(Data supplied)
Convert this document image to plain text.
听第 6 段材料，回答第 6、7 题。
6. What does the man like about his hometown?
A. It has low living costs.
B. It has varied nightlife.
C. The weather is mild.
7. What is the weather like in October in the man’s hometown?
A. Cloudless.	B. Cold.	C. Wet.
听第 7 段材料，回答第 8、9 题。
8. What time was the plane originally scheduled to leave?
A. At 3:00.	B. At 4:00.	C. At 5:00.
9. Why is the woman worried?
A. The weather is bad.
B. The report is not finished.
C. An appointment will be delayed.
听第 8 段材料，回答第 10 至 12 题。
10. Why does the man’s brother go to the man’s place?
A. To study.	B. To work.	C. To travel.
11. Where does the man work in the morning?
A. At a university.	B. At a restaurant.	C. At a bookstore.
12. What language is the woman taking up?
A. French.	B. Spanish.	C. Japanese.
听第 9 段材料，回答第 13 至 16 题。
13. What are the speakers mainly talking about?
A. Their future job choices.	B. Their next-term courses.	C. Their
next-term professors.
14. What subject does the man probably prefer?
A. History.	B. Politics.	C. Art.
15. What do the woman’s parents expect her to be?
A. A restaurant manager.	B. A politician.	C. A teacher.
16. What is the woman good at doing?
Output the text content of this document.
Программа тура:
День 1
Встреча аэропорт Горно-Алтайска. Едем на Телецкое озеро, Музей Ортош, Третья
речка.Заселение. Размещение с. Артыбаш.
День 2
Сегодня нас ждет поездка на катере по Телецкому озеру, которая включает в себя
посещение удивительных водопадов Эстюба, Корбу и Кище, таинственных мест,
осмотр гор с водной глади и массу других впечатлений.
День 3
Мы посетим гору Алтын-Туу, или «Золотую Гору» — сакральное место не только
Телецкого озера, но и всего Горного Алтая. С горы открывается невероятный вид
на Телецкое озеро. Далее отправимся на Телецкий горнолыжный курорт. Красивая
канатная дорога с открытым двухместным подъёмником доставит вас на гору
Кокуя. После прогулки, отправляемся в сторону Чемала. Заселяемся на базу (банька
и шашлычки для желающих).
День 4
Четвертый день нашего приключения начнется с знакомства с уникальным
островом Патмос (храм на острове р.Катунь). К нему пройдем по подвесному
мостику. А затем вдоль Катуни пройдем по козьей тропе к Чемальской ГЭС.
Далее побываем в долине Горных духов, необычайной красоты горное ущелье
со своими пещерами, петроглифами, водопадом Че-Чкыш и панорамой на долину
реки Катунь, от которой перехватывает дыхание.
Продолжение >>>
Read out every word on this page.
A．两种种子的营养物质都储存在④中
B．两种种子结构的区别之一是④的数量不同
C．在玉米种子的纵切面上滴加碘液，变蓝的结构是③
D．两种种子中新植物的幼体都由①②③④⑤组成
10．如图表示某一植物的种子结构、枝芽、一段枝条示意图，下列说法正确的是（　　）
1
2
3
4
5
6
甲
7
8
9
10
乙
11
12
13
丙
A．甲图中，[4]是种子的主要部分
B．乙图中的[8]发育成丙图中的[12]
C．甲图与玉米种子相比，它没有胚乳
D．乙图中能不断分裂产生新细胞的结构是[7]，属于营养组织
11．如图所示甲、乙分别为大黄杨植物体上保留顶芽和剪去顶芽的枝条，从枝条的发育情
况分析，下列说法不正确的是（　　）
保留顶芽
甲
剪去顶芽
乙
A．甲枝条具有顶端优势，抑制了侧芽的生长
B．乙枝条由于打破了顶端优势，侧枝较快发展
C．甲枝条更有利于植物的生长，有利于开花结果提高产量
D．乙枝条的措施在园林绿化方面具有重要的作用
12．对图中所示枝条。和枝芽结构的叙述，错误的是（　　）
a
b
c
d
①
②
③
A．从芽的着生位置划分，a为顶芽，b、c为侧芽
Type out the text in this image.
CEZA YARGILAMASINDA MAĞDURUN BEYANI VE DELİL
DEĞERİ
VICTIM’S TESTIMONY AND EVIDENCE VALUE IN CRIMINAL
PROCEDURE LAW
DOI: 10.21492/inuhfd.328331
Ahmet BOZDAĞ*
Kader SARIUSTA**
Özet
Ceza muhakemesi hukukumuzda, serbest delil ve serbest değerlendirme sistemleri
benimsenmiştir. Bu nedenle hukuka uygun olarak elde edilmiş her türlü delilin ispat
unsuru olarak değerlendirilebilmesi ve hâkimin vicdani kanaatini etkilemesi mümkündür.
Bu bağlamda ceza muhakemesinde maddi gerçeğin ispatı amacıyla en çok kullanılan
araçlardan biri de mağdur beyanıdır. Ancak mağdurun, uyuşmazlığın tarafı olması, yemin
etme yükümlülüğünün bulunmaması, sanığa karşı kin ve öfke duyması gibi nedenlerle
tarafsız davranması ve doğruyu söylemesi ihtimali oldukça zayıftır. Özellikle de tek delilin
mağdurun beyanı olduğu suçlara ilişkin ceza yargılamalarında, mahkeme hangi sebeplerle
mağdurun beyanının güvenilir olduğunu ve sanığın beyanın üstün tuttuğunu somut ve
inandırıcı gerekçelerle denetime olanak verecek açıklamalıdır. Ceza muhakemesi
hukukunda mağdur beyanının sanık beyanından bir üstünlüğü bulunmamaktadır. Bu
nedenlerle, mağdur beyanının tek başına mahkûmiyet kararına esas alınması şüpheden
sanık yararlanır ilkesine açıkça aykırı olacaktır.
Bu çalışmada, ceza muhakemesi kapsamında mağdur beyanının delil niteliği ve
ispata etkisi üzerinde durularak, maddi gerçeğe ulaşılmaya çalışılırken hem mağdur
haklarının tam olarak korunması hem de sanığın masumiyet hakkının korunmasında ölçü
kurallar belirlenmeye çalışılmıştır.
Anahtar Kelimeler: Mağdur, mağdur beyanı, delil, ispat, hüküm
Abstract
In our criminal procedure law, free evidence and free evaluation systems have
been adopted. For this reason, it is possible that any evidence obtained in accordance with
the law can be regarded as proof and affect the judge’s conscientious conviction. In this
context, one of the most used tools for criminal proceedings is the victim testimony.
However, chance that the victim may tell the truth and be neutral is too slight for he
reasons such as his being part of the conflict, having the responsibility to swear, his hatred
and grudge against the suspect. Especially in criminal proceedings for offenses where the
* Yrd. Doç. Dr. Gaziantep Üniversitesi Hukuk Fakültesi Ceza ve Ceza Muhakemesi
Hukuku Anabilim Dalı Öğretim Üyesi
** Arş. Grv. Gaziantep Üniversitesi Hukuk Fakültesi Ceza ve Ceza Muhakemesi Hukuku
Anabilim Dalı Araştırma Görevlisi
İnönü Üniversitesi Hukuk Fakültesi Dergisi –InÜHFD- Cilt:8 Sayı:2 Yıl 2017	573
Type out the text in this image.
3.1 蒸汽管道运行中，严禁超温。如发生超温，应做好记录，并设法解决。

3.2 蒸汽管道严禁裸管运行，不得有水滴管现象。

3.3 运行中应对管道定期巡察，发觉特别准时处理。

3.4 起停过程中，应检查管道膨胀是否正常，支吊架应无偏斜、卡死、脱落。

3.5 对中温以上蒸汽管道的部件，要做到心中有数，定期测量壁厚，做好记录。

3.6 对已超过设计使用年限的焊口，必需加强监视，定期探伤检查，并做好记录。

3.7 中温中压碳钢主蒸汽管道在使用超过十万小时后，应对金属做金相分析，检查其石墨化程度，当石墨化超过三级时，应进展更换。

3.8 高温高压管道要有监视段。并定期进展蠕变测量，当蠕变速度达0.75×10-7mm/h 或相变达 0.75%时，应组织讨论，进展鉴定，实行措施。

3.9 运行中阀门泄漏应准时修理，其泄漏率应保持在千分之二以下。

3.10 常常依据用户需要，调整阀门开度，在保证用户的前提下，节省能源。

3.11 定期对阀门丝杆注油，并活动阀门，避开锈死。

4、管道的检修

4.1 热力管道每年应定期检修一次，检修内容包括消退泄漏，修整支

(To do)
Looking at the data above, show all lines where the word "woman" occurs.

(Solution for this problem)
9. Why is the woman worried?
12. What language is the woman taking up?
15. What do the woman’s parents expect her to be?
16. What is the woman good at doing?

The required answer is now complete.